To be done - Transcribe the material below exactly as it appears.

Excerpted records -
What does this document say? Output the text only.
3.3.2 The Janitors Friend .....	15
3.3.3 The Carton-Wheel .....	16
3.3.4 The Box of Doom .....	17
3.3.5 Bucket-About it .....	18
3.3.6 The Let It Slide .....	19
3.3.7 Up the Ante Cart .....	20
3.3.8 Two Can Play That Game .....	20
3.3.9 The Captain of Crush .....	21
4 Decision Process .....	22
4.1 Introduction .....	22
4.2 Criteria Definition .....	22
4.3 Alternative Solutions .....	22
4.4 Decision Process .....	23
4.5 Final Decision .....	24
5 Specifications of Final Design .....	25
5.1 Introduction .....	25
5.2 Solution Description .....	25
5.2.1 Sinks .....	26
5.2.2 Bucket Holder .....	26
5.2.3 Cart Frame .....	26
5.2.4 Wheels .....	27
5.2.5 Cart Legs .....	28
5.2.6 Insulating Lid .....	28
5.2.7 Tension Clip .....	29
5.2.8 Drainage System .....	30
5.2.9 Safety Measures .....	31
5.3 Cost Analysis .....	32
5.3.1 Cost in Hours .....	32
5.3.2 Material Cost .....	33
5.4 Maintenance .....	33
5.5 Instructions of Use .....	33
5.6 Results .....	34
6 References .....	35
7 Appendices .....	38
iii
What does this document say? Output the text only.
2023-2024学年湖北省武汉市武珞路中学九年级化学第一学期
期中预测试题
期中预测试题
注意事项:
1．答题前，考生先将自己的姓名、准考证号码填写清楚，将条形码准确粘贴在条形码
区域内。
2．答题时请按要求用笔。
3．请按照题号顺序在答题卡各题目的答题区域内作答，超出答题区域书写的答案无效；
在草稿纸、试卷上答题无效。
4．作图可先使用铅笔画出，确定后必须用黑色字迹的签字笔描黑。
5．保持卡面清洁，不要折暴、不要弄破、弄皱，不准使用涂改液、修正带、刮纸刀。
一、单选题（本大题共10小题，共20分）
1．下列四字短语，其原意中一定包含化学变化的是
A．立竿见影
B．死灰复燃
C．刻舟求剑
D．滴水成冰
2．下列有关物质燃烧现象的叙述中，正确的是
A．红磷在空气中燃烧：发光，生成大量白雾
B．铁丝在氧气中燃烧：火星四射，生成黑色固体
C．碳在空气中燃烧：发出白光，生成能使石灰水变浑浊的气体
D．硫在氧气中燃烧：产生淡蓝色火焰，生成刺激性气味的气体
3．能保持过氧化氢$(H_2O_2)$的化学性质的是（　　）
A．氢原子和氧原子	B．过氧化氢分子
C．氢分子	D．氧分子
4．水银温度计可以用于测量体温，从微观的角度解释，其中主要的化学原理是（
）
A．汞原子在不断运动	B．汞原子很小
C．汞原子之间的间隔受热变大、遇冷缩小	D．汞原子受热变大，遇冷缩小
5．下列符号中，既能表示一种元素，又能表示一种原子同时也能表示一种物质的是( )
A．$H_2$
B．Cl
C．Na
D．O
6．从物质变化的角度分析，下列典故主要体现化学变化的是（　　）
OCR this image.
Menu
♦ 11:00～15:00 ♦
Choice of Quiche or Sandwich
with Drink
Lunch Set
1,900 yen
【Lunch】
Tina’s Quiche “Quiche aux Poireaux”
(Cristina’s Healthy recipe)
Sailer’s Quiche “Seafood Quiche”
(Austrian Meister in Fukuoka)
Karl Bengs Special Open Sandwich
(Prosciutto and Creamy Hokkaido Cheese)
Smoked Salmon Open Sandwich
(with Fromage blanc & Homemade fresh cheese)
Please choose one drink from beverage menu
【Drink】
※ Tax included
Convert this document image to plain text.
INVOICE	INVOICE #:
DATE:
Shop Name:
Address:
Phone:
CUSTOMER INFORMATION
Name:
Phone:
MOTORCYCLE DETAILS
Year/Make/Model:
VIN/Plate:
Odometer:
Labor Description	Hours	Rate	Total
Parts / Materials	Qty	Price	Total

Answer to this exercise -
What does this document say? Output the text only.
3.3.2 The Janitors Friend .....	15
3.3.3 The Carton-Wheel .....	16
3.3.4 The Box of Doom .....	17
3.3.5 Bucket-About it .....	18
3.3.6 The Let It Slide .....	19
3.3.7 Up the Ante Cart .....	20
3.3.8 Two Can Play That Game .....	20
3.3.9 The Captain of Crush .....	21
4 Decision Process .....	22
4.1 Introduction .....	22
4.2 Criteria Definition .....	22
4.3 Alternative Solutions .....	22
4.4 Decision Process .....	23
4.5 Final Decision .....	24
5 Specifications of Final Design .....	25
5.1 Introduction .....	25
5.2 Solution Description .....	25
5.2.1 Sinks .....	26
5.2.2 Bucket Holder .....	26
5.2.3 Cart Frame .....	26
5.2.4 Wheels .....	27
5.2.5 Cart Legs .....	28
5.2.6 Insulating Lid .....	28
5.2.7 Tension Clip .....	29
5.2.8 Drainage System .....	30
5.2.9 Safety Measures .....	31
5.3 Cost Analysis .....	32
5.3.1 Cost in Hours .....	32
5.3.2 Material Cost .....	33
5.4 Maintenance .....	33
5.5 Instructions of Use .....	33
5.6 Results .....	34
6 References .....	35
7 Appendices .....	38
iii
What does this document say? Output the text only.
2023-2024学年湖北省武汉市武珞路中学九年级化学第一学期
期中预测试题
期中预测试题
注意事项:
1．答题前，考生先将自己的姓名、准考证号码填写清楚，将条形码准确粘贴在条形码
区域内。
2．答题时请按要求用笔。
3．请按照题号顺序在答题卡各题目的答题区域内作答，超出答题区域书写的答案无效；
在草稿纸、试卷上答题无效。
4．作图可先使用铅笔画出，确定后必须用黑色字迹的签字笔描黑。
5．保持卡面清洁，不要折暴、不要弄破、弄皱，不准使用涂改液、修正带、刮纸刀。
一、单选题（本大题共10小题，共20分）
1．下列四字短语，其原意中一定包含化学变化的是
A．立竿见影
B．死灰复燃
C．刻舟求剑
D．滴水成冰
2．下列有关物质燃烧现象的叙述中，正确的是
A．红磷在空气中燃烧：发光，生成大量白雾
B．铁丝在氧气中燃烧：火星四射，生成黑色固体
C．碳在空气中燃烧：发出白光，生成能使石灰水变浑浊的气体
D．硫在氧气中燃烧：产生淡蓝色火焰，生成刺激性气味的气体
3．能保持过氧化氢$(H_2O_2)$的化学性质的是（　　）
A．氢原子和氧原子	B．过氧化氢分子
C．氢分子	D．氧分子
4．水银温度计可以用于测量体温，从微观的角度解释，其中主要的化学原理是（
）
A．汞原子在不断运动	B．汞原子很小
C．汞原子之间的间隔受热变大、遇冷缩小	D．汞原子受热变大，遇冷缩小
5．下列符号中，既能表示一种元素，又能表示一种原子同时也能表示一种物质的是( )
A．$H_2$
B．Cl
C．Na
D．O
6．从物质变化的角度分析，下列典故主要体现化学变化的是（　　）
OCR this image.
Menu
♦ 11:00～15:00 ♦
Choice of Quiche or Sandwich
with Drink
Lunch Set
1,900 yen
【Lunch】
Tina’s Quiche “Quiche aux Poireaux”
(Cristina’s Healthy recipe)
Sailer’s Quiche “Seafood Quiche”
(Austrian Meister in Fukuoka)
Karl Bengs Special Open Sandwich
(Prosciutto and Creamy Hokkaido Cheese)
Smoked Salmon Open Sandwich
(with Fromage blanc & Homemade fresh cheese)
Please choose one drink from beverage menu
【Drink】
※ Tax included
Convert this document image to plain text.
INVOICE	INVOICE #:
DATE:
Shop Name:
Address:
Phone:
CUSTOMER INFORMATION
Name:
Phone:
MOTORCYCLE DETAILS
Year/Make/Model:
VIN/Plate:
Odometer:
Labor Description	Hours	Rate	Total
Parts / Materials	Qty	Price	Total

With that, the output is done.